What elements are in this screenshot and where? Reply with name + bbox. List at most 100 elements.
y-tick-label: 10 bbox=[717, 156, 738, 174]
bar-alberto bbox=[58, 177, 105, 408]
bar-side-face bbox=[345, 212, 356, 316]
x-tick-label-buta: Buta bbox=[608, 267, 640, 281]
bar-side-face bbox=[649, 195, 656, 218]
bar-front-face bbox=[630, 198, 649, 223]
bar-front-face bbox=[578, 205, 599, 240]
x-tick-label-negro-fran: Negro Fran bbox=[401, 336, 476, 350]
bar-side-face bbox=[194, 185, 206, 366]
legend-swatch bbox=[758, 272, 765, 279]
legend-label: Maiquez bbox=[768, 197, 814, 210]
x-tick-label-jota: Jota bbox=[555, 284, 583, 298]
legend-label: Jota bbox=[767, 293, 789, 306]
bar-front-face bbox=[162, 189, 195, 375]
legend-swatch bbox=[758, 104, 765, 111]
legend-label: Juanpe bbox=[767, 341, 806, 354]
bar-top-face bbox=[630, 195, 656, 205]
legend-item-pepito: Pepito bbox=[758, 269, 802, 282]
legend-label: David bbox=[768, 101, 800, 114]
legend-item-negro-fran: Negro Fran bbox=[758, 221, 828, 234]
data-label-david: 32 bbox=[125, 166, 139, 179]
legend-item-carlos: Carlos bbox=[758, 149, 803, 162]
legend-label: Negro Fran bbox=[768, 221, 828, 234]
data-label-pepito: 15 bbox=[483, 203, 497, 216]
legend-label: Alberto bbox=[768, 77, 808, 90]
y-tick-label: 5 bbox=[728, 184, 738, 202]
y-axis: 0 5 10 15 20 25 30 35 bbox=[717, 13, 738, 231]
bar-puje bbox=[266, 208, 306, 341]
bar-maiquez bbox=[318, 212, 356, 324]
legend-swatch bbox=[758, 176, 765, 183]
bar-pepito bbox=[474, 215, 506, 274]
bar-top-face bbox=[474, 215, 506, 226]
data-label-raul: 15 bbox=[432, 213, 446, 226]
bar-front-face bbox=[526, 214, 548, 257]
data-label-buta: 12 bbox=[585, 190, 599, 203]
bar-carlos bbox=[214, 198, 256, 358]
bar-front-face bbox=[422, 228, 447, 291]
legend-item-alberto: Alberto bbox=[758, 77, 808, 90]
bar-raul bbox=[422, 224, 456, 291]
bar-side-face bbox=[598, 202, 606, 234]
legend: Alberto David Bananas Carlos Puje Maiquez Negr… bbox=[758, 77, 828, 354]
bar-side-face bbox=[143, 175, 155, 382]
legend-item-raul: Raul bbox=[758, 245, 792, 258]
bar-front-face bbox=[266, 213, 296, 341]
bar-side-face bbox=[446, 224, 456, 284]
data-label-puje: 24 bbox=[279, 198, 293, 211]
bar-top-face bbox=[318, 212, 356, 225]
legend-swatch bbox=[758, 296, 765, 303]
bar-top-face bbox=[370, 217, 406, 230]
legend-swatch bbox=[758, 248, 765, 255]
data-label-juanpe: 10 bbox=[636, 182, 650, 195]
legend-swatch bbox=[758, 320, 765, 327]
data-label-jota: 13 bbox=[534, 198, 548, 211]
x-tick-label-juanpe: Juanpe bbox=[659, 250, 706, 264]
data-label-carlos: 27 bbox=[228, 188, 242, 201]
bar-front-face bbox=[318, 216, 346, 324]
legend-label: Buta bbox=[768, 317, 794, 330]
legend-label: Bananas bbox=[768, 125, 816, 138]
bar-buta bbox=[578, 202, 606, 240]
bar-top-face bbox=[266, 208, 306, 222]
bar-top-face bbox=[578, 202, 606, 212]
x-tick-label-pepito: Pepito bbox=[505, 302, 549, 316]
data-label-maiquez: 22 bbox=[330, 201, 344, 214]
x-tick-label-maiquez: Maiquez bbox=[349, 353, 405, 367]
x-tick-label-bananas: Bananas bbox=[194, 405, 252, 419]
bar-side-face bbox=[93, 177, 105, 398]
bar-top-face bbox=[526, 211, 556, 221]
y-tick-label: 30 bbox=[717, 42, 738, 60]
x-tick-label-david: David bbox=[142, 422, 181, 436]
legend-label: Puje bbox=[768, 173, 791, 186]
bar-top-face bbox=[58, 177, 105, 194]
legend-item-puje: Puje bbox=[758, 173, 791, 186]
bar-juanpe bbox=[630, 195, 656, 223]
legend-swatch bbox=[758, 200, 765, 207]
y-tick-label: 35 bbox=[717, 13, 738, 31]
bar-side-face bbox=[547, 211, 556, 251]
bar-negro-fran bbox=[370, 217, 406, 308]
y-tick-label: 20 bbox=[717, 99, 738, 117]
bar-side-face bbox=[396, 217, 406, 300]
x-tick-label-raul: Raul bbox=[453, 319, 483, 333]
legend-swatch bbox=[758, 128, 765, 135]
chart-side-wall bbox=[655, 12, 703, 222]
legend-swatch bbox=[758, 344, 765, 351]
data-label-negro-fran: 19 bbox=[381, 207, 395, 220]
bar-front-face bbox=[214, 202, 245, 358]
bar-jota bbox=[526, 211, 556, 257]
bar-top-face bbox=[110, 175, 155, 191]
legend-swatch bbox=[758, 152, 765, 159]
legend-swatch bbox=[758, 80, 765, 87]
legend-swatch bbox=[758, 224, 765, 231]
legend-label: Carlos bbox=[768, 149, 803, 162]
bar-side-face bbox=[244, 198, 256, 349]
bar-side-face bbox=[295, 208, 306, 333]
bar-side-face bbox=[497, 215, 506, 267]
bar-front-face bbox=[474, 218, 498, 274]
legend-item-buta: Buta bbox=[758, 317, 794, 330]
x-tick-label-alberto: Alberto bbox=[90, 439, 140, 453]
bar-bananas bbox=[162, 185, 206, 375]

-- -- --

Write out the lines as a numbered list, from the first line through the line that contains "bar-top-face bbox=[630, 195, 656, 205]", both included. Leave out any blank lines.

▶ Written answer
1. What elements are in this screenshot and where? Reply with name + bbox. List at most 100 elements.
2. y-tick-label: 10 bbox=[717, 156, 738, 174]
3. bar-alberto bbox=[58, 177, 105, 408]
4. bar-side-face bbox=[345, 212, 356, 316]
5. x-tick-label-buta: Buta bbox=[608, 267, 640, 281]
6. bar-side-face bbox=[649, 195, 656, 218]
7. bar-front-face bbox=[630, 198, 649, 223]
8. bar-front-face bbox=[578, 205, 599, 240]
9. x-tick-label-negro-fran: Negro Fran bbox=[401, 336, 476, 350]
10. bar-side-face bbox=[194, 185, 206, 366]
11. legend-swatch bbox=[758, 272, 765, 279]
12. legend-label: Maiquez bbox=[768, 197, 814, 210]
13. x-tick-label-jota: Jota bbox=[555, 284, 583, 298]
14. legend-label: Jota bbox=[767, 293, 789, 306]
15. bar-front-face bbox=[162, 189, 195, 375]
16. legend-swatch bbox=[758, 104, 765, 111]
17. legend-label: Juanpe bbox=[767, 341, 806, 354]
18. bar-top-face bbox=[630, 195, 656, 205]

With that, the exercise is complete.